• Materials provided
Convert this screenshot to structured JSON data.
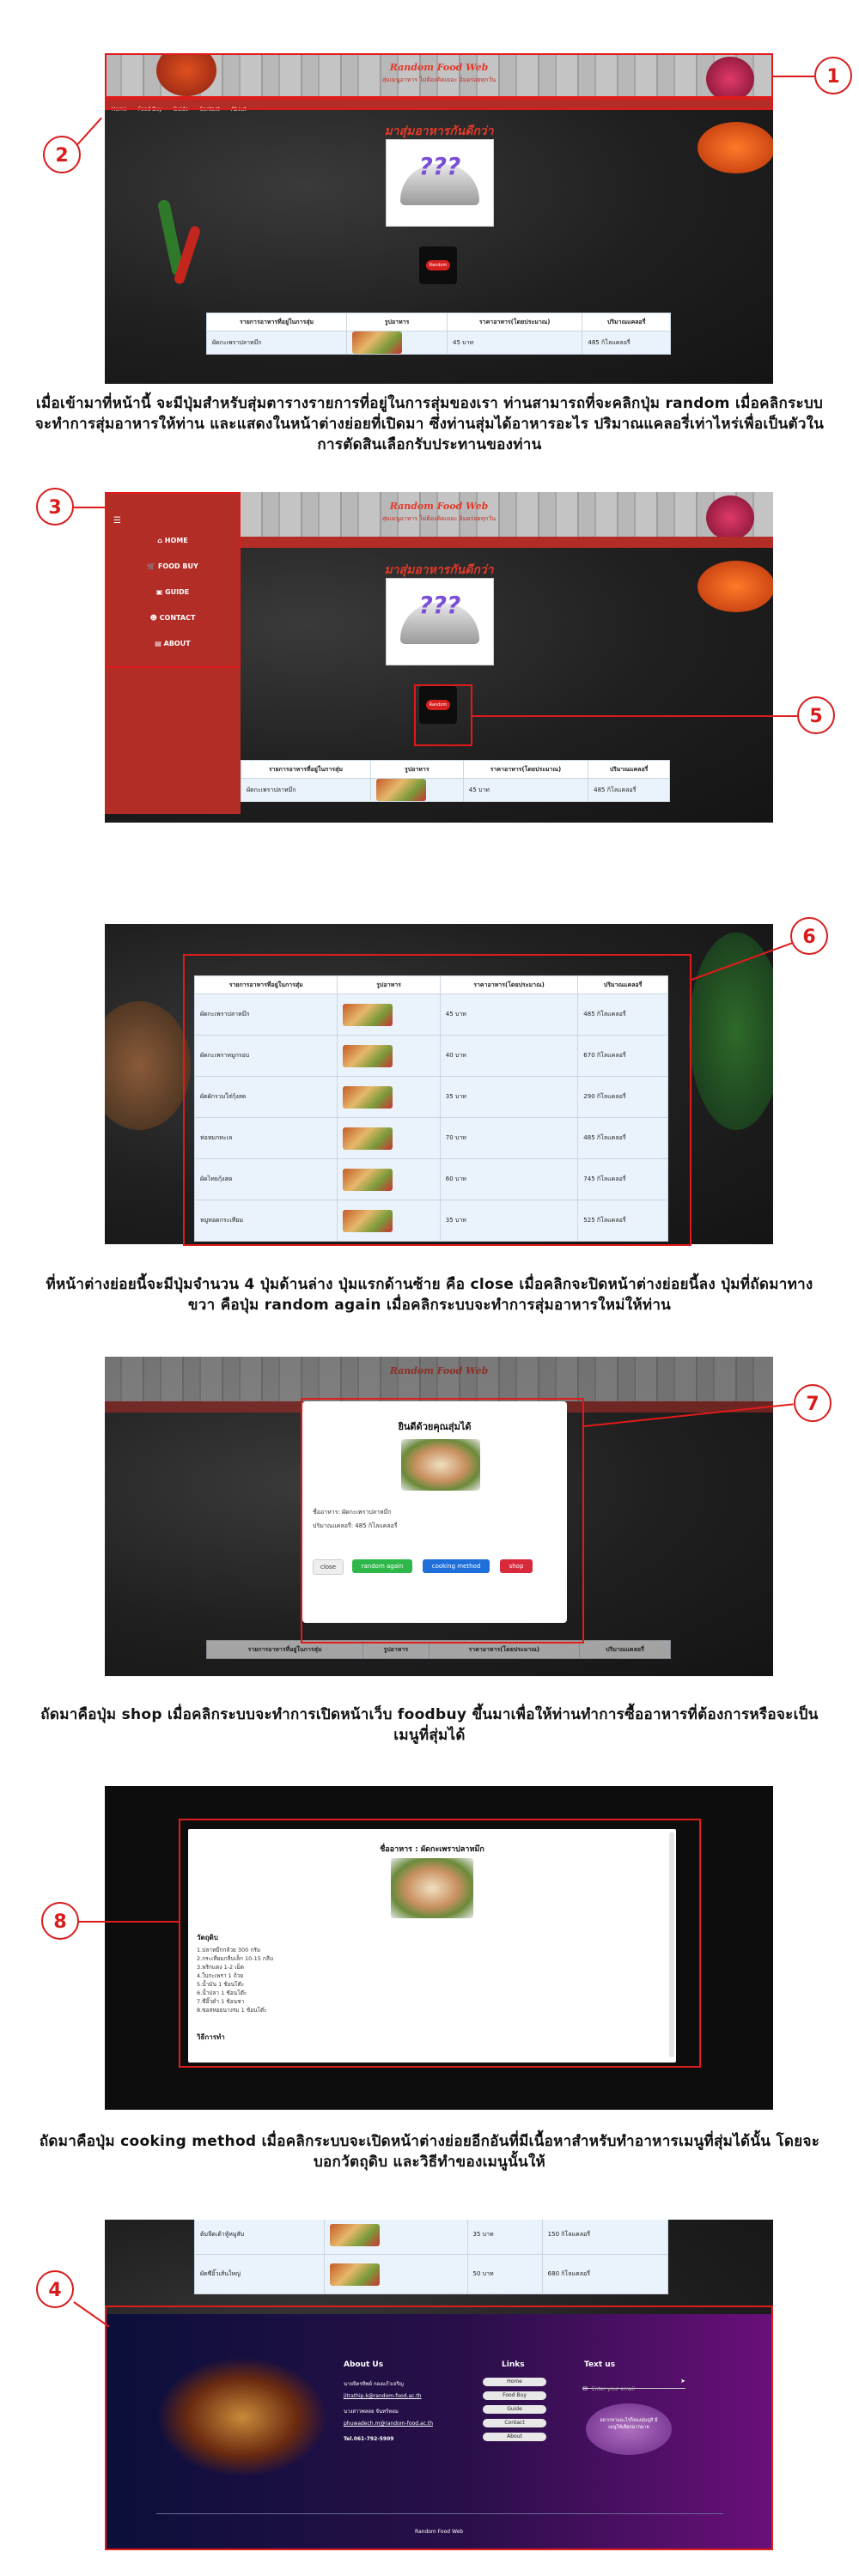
{
  "site": {
    "title": "Random Food Web",
    "subtitle": "สุ่มเมนูอาหาร ไม่ต้องคิดเยอะ อิ่มอร่อยทุกวัน",
    "nav": [
      "Home",
      "Food Buy",
      "Guide",
      "Contact",
      "About"
    ],
    "pick_heading": "มาสุ่มอาหารกันดีกว่า",
    "cloche_text": "???",
    "random_button": "Random"
  },
  "sidebar": {
    "items": [
      "HOME",
      "FOOD BUY",
      "GUIDE",
      "CONTACT",
      "ABOUT"
    ]
  },
  "table": {
    "headers": [
      "รายการอาหารที่อยู่ในการสุ่ม",
      "รูปอาหาร",
      "ราคาอาหาร(โดยประมาณ)",
      "ปริมาณแคลอรี่"
    ],
    "rows": [
      [
        "ผัดกะเพราปลาหมึก",
        "45 บาท",
        "485 กิโลแคลอรี่"
      ],
      [
        "ผัดกะเพราหมูกรอบ",
        "40 บาท",
        "670 กิโลแคลอรี่"
      ],
      [
        "ผัดผักรวมใส่กุ้งสด",
        "35 บาท",
        "290 กิโลแคลอรี่"
      ],
      [
        "ห่อหมกทะเล",
        "70 บาท",
        "485 กิโลแคลอรี่"
      ],
      [
        "ผัดไทยกุ้งสด",
        "60 บาท",
        "745 กิโลแคลอรี่"
      ],
      [
        "หมูทอดกระเทียม",
        "35 บาท",
        "525 กิโลแคลอรี่"
      ]
    ],
    "footer_rows": [
      [
        "ต้มจืดเต้าหู้หมูสับ",
        "35 บาท",
        "150 กิโลแคลอรี่"
      ],
      [
        "ผัดซีอิ๊วเส้นใหญ่",
        "50 บาท",
        "680 กิโลแคลอรี่"
      ]
    ]
  },
  "captions": {
    "c1": "เมื่อเข้ามาที่หน้านี้ จะมีปุ่มสำหรับสุ่มตารางรายการที่อยู่ในการสุ่มของเรา ท่านสามารถที่จะคลิกปุ่ม random เมื่อคลิกระบบจะทำการสุ่มอาหารให้ท่าน และแสดงในหน้าต่างย่อยที่เปิดมา ซึ่งท่านสุ่มได้อาหารอะไร ปริมาณแคลอรี่เท่าไหร่เพื่อเป็นตัวในการตัดสินเลือกรับประทานของท่าน",
    "c2": "ที่หน้าต่างย่อยนี้จะมีปุ่มจำนวน 4 ปุ่มด้านล่าง ปุ่มแรกด้านซ้าย คือ close เมื่อคลิกจะปิดหน้าต่างย่อยนี้ลง ปุ่มที่ถัดมาทางขวา คือปุ่ม random again เมื่อคลิกระบบจะทำการสุ่มอาหารใหม่ให้ท่าน",
    "c3": "ถัดมาคือปุ่ม shop เมื่อคลิกระบบจะทำการเปิดหน้าเว็บ foodbuy ขึ้นมาเพื่อให้ท่านทำการซื้ออาหารที่ต้องการหรือจะเป็นเมนูที่สุ่มได้",
    "c4": "ถัดมาคือปุ่ม cooking method เมื่อคลิกระบบจะเปิดหน้าต่างย่อยอีกอันที่มีเนื้อหาสำหรับทำอาหารเมนูที่สุ่มได้นั้น โดยจะบอกวัตถุดิบ และวิธีทำของเมนูนั้นให้"
  },
  "modal": {
    "heading": "ยินดีด้วยคุณสุ่มได้",
    "name_line": "ชื่ออาหาร: ผัดกะเพราปลาหมึก",
    "cal_line": "ปริมาณแคลอรี่: 485 กิโลแคลอรี่",
    "buttons": [
      "close",
      "random again",
      "cooking method",
      "shop"
    ]
  },
  "recipe": {
    "title": "ชื่ออาหาร : ผัดกะเพราปลาหมึก",
    "ingredients_label": "วัตถุดิบ",
    "ingredients": [
      "1.ปลาหมึกกล้วย 300 กรัม",
      "2.กระเทียมกลีบเล็ก 10-15 กลีบ",
      "3.พริกแดง 1-2 เม็ด",
      "4.ใบกะเพรา 1 ถ้วย",
      "5.น้ำมัน 1 ช้อนโต๊ะ",
      "6.น้ำปลา 1 ช้อนโต๊ะ",
      "7.ซีอิ๊วดำ 1 ช้อนชา",
      "8.ซอสหอยนางรม 1 ช้อนโต๊ะ"
    ],
    "method_label": "วิธีการทำ"
  },
  "footer": {
    "about_heading": "About Us",
    "about_lines": [
      "นายจิตรทิพย์ กองแก้วเจริญ",
      "jitrathip.k@random-food.ac.th",
      "นางสาวพลอย จันทร์หอม",
      "phuwadech.m@random-food.ac.th",
      "Tel.061-792-5909"
    ],
    "links_heading": "Links",
    "links": [
      "Home",
      "Food Buy",
      "Guide",
      "Contact",
      "About"
    ],
    "text_heading": "Text us",
    "text_placeholder": "Enter your email",
    "promo": "อยากทานอะไรก็ลองสุ่มดูสิ มีเมนูให้เลือกมากมาย",
    "copyright": "Random Food Web"
  },
  "markers": [
    "1",
    "2",
    "3",
    "4",
    "5",
    "6",
    "7",
    "8"
  ],
  "colors": {
    "accent": "#e01b1b",
    "nav": "#b32d27"
  }
}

• Exercise requirements
Copy all lines from the listing that contain "โลแคลอร".

• Expected answer
        "485 กิโลแคลอรี่"
        "670 กิโลแคลอรี่"
        "290 กิโลแคลอรี่"
        "485 กิโลแคลอรี่"
        "745 กิโลแคลอรี่"
        "525 กิโลแคลอรี่"
        "150 กิโลแคลอรี่"
        "680 กิโลแคลอรี่"
    "cal_line": "ปริมาณแคลอรี่: 485 กิโลแคลอรี่",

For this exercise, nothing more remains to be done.